» EXERCISE DETAILS:
Retype the stretch of data from the start through the line containing "heatmap-cell-PP-Y122 — [668, 762, 705, 788]", both ends included.

[Layout annotation data]
**********

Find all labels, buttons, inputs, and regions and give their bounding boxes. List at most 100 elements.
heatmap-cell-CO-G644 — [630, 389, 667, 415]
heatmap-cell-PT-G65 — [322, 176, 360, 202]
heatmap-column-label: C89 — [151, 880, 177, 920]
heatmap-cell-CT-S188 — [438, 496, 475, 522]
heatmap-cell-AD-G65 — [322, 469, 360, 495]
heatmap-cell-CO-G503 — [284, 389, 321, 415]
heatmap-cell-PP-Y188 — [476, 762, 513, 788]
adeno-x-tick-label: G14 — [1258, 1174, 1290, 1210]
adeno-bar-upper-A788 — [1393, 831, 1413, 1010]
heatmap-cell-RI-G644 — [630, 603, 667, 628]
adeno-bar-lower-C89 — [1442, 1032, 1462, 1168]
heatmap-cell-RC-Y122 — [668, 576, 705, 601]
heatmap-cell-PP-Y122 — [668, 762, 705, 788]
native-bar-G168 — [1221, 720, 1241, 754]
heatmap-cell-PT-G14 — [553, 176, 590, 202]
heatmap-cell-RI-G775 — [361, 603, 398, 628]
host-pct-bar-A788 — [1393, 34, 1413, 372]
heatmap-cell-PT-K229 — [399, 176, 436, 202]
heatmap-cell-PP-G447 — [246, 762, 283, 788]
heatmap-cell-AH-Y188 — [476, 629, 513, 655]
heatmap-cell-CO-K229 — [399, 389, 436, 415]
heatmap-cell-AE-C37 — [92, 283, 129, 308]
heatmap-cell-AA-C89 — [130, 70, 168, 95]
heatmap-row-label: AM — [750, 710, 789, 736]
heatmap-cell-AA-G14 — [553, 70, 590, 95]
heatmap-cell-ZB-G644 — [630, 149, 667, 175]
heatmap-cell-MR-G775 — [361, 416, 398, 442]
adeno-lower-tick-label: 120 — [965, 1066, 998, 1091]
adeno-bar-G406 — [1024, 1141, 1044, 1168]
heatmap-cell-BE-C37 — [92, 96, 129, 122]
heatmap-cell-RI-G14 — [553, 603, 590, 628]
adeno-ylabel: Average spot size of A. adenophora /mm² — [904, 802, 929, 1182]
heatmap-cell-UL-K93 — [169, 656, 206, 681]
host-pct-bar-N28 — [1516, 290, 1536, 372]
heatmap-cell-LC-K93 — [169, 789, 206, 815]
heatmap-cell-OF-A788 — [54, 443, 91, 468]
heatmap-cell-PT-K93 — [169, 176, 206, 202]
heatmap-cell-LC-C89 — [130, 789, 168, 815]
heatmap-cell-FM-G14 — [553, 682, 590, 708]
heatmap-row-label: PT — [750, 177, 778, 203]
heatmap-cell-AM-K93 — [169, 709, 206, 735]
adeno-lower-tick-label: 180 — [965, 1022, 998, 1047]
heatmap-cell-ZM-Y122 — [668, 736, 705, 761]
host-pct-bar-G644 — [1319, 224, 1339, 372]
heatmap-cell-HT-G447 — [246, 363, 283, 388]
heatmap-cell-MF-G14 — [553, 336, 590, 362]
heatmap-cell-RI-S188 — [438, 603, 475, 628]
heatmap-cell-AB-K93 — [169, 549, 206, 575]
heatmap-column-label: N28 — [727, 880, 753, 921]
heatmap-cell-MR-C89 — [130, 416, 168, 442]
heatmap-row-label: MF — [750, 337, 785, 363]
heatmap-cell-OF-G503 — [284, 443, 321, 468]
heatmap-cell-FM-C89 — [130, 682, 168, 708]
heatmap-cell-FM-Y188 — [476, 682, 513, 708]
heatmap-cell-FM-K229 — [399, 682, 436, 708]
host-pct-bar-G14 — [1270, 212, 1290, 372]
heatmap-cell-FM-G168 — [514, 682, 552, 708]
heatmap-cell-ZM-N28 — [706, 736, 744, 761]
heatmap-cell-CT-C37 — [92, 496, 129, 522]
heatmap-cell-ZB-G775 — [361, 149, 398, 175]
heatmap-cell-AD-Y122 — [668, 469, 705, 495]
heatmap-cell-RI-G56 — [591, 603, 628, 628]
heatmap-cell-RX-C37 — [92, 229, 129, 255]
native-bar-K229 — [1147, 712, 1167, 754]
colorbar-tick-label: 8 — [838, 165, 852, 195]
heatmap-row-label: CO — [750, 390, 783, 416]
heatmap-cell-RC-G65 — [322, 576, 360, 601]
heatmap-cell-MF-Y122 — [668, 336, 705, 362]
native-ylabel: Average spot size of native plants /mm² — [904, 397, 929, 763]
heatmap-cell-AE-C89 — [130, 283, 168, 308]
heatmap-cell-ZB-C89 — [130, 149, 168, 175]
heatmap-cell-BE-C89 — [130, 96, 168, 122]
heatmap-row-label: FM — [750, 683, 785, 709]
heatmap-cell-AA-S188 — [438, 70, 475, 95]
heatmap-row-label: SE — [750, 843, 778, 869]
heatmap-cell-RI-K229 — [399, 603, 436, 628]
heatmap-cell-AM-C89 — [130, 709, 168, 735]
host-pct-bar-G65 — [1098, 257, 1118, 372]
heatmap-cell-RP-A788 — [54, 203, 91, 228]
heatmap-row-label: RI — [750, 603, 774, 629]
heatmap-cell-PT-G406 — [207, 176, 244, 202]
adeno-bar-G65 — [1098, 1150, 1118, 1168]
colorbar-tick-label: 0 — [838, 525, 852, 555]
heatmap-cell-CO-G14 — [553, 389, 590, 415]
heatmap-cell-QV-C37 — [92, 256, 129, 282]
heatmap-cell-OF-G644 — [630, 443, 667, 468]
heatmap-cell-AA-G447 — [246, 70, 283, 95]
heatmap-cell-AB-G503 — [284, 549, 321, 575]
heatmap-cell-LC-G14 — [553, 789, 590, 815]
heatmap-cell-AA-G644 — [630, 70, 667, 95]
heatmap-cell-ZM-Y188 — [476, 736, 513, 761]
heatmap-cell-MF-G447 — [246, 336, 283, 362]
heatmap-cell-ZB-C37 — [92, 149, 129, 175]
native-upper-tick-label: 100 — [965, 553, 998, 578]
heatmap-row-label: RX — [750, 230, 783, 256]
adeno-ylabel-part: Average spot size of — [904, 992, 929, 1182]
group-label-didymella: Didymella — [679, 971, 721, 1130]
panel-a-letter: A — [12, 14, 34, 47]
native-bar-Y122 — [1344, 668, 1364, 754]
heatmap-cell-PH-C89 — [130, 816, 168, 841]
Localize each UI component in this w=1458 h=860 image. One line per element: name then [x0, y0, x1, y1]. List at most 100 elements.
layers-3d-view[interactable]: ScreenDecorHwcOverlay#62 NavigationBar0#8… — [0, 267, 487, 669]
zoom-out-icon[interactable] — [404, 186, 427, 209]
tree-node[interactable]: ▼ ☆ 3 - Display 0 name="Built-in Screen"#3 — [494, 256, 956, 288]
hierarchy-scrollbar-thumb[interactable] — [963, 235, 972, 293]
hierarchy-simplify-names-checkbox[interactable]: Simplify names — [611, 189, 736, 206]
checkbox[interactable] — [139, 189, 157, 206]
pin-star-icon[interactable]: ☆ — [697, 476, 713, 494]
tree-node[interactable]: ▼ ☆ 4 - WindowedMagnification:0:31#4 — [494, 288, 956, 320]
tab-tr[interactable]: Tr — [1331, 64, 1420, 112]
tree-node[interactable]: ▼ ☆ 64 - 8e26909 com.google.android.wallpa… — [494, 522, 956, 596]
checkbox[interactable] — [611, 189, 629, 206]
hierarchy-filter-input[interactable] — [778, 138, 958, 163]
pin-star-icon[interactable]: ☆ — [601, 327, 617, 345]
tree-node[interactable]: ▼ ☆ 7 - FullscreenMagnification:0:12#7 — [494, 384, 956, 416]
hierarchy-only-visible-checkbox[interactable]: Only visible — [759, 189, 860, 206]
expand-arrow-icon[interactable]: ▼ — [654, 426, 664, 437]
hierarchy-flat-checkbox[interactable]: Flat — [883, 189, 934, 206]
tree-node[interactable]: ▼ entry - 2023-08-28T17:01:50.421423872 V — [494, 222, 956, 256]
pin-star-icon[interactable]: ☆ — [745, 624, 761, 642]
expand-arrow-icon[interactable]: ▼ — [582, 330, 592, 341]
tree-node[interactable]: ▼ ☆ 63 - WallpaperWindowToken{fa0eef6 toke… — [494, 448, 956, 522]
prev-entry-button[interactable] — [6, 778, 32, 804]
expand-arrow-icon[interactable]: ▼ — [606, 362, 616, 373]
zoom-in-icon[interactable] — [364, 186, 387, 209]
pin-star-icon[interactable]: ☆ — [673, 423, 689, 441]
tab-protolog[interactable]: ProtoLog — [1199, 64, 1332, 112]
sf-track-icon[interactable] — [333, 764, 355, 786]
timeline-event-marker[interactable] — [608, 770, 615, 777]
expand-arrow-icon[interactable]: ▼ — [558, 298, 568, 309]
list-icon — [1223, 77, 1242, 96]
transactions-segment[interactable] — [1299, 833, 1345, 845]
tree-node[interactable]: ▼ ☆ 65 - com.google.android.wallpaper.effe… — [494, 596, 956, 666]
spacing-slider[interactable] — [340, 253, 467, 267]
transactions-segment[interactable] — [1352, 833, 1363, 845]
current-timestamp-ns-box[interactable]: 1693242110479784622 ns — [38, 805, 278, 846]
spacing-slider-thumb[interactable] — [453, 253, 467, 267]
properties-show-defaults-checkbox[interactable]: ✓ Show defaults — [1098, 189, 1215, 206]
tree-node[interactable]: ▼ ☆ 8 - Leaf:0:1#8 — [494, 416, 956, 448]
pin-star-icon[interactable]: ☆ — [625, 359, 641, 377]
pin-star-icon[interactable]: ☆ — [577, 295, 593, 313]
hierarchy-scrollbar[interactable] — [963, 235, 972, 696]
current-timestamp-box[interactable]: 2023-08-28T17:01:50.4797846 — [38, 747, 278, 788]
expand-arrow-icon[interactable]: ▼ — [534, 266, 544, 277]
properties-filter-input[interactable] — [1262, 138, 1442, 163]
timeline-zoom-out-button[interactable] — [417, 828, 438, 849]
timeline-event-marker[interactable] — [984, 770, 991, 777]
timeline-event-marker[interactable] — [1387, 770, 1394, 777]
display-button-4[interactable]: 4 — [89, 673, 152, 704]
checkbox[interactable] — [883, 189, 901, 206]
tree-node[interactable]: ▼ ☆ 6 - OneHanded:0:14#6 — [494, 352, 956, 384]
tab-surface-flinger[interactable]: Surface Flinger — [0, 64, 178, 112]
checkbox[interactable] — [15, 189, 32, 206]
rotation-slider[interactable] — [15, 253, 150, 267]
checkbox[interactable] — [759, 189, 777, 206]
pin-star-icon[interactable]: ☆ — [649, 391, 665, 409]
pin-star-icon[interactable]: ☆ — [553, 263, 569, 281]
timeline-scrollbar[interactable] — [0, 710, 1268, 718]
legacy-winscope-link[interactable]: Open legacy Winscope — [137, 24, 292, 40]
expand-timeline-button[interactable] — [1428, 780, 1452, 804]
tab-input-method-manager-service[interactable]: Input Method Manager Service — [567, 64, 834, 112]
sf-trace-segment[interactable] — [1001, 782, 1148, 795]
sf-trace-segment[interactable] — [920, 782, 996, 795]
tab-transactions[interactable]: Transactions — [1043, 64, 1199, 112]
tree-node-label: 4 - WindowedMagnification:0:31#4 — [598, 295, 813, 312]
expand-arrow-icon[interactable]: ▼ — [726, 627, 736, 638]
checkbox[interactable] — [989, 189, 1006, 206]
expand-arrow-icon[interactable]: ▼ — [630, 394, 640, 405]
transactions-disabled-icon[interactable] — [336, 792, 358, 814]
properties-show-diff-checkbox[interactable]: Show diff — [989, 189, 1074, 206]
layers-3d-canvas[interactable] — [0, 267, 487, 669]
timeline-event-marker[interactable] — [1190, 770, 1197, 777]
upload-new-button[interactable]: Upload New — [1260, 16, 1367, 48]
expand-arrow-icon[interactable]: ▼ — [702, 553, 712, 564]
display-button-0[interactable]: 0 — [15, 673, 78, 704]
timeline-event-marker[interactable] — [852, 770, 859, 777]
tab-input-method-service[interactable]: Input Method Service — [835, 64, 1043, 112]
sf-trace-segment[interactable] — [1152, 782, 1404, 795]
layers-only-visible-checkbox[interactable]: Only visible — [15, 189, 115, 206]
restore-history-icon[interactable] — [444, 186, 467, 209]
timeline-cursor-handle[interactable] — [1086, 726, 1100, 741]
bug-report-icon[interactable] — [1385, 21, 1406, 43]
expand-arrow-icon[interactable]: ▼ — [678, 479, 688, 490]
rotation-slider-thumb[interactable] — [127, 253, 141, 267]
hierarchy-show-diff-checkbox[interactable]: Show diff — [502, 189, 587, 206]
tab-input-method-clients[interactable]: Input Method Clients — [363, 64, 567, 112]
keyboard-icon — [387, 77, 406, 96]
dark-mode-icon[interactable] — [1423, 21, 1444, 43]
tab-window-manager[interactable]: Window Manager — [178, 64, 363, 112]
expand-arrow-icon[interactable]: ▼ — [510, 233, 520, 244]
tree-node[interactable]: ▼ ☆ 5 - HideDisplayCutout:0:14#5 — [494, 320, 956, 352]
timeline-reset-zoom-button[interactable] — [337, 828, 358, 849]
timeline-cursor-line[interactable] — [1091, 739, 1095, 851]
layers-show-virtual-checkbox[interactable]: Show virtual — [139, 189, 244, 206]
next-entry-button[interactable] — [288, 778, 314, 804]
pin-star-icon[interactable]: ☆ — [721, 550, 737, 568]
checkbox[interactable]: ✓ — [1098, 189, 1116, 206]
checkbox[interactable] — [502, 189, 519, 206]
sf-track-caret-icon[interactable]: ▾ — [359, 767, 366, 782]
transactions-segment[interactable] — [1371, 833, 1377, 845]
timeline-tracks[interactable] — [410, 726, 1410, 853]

**********

» SOLUTION TO THIS PROBLEM:
Find all labels, buttons, inputs, and regions and give their bounding boxes. List at most 100 elements.
heatmap-cell-CO-G644 — [630, 389, 667, 415]
heatmap-cell-PT-G65 — [322, 176, 360, 202]
heatmap-column-label: C89 — [151, 880, 177, 920]
heatmap-cell-CT-S188 — [438, 496, 475, 522]
heatmap-cell-AD-G65 — [322, 469, 360, 495]
heatmap-cell-CO-G503 — [284, 389, 321, 415]
heatmap-cell-PP-Y188 — [476, 762, 513, 788]
adeno-x-tick-label: G14 — [1258, 1174, 1290, 1210]
adeno-bar-upper-A788 — [1393, 831, 1413, 1010]
heatmap-cell-RI-G644 — [630, 603, 667, 628]
adeno-bar-lower-C89 — [1442, 1032, 1462, 1168]
heatmap-cell-RC-Y122 — [668, 576, 705, 601]
heatmap-cell-PP-Y122 — [668, 762, 705, 788]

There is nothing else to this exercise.